▶ _WHAT TO PRODUCE_
Reproduce every entry exactly as shown.

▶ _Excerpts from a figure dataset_
====

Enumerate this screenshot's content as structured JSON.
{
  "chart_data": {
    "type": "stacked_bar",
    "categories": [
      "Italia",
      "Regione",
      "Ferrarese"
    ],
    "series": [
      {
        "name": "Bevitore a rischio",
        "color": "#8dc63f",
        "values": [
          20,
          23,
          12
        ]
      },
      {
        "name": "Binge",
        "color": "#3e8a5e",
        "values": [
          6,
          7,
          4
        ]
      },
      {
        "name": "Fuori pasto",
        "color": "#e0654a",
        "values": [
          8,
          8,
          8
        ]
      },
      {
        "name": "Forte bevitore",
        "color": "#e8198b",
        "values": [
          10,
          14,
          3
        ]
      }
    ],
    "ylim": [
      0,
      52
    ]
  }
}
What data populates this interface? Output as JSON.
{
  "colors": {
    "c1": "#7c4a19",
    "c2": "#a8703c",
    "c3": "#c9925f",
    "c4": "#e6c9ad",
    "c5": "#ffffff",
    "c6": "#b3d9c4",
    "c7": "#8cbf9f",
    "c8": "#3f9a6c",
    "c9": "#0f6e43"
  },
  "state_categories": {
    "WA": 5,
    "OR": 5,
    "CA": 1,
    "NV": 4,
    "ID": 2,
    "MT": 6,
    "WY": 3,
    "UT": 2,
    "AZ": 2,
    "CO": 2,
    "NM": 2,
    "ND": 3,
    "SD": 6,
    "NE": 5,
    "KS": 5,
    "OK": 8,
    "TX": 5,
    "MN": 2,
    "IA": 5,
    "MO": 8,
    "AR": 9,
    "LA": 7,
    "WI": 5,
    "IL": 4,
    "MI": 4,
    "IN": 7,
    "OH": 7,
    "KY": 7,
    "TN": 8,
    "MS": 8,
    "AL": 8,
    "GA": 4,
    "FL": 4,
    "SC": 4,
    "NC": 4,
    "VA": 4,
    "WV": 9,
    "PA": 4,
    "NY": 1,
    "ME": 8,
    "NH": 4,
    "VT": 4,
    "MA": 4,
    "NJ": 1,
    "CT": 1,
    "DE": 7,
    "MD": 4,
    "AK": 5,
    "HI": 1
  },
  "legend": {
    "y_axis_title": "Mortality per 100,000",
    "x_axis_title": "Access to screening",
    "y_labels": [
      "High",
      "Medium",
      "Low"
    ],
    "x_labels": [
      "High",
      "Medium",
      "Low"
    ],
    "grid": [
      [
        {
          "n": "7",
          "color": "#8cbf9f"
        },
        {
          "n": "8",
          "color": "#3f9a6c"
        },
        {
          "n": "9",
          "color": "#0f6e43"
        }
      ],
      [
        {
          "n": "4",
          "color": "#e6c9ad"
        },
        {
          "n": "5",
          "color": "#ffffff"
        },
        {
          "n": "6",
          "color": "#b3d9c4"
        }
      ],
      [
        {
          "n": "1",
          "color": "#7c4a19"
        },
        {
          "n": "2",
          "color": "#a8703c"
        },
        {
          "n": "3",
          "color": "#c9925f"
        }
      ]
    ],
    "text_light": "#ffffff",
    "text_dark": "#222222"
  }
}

====

▶ _ANSWER BELOW_
Enumerate this screenshot's content as structured JSON.
{
  "chart_data": {
    "type": "stacked_bar",
    "categories": [
      "Italia",
      "Regione",
      "Ferrarese"
    ],
    "series": [
      {
        "name": "Bevitore a rischio",
        "color": "#8dc63f",
        "values": [
          20,
          23,
          12
        ]
      },
      {
        "name": "Binge",
        "color": "#3e8a5e",
        "values": [
          6,
          7,
          4
        ]
      },
      {
        "name": "Fuori pasto",
        "color": "#e0654a",
        "values": [
          8,
          8,
          8
        ]
      },
      {
        "name": "Forte bevitore",
        "color": "#e8198b",
        "values": [
          10,
          14,
          3
        ]
      }
    ],
    "ylim": [
      0,
      52
    ]
  }
}
What data populates this interface? Output as JSON.
{
  "colors": {
    "c1": "#7c4a19",
    "c2": "#a8703c",
    "c3": "#c9925f",
    "c4": "#e6c9ad",
    "c5": "#ffffff",
    "c6": "#b3d9c4",
    "c7": "#8cbf9f",
    "c8": "#3f9a6c",
    "c9": "#0f6e43"
  },
  "state_categories": {
    "WA": 5,
    "OR": 5,
    "CA": 1,
    "NV": 4,
    "ID": 2,
    "MT": 6,
    "WY": 3,
    "UT": 2,
    "AZ": 2,
    "CO": 2,
    "NM": 2,
    "ND": 3,
    "SD": 6,
    "NE": 5,
    "KS": 5,
    "OK": 8,
    "TX": 5,
    "MN": 2,
    "IA": 5,
    "MO": 8,
    "AR": 9,
    "LA": 7,
    "WI": 5,
    "IL": 4,
    "MI": 4,
    "IN": 7,
    "OH": 7,
    "KY": 7,
    "TN": 8,
    "MS": 8,
    "AL": 8,
    "GA": 4,
    "FL": 4,
    "SC": 4,
    "NC": 4,
    "VA": 4,
    "WV": 9,
    "PA": 4,
    "NY": 1,
    "ME": 8,
    "NH": 4,
    "VT": 4,
    "MA": 4,
    "NJ": 1,
    "CT": 1,
    "DE": 7,
    "MD": 4,
    "AK": 5,
    "HI": 1
  },
  "legend": {
    "y_axis_title": "Mortality per 100,000",
    "x_axis_title": "Access to screening",
    "y_labels": [
      "High",
      "Medium",
      "Low"
    ],
    "x_labels": [
      "High",
      "Medium",
      "Low"
    ],
    "grid": [
      [
        {
          "n": "7",
          "color": "#8cbf9f"
        },
        {
          "n": "8",
          "color": "#3f9a6c"
        },
        {
          "n": "9",
          "color": "#0f6e43"
        }
      ],
      [
        {
          "n": "4",
          "color": "#e6c9ad"
        },
        {
          "n": "5",
          "color": "#ffffff"
        },
        {
          "n": "6",
          "color": "#b3d9c4"
        }
      ],
      [
        {
          "n": "1",
          "color": "#7c4a19"
        },
        {
          "n": "2",
          "color": "#a8703c"
        },
        {
          "n": "3",
          "color": "#c9925f"
        }
      ]
    ],
    "text_light": "#ffffff",
    "text_dark": "#222222"
  }
}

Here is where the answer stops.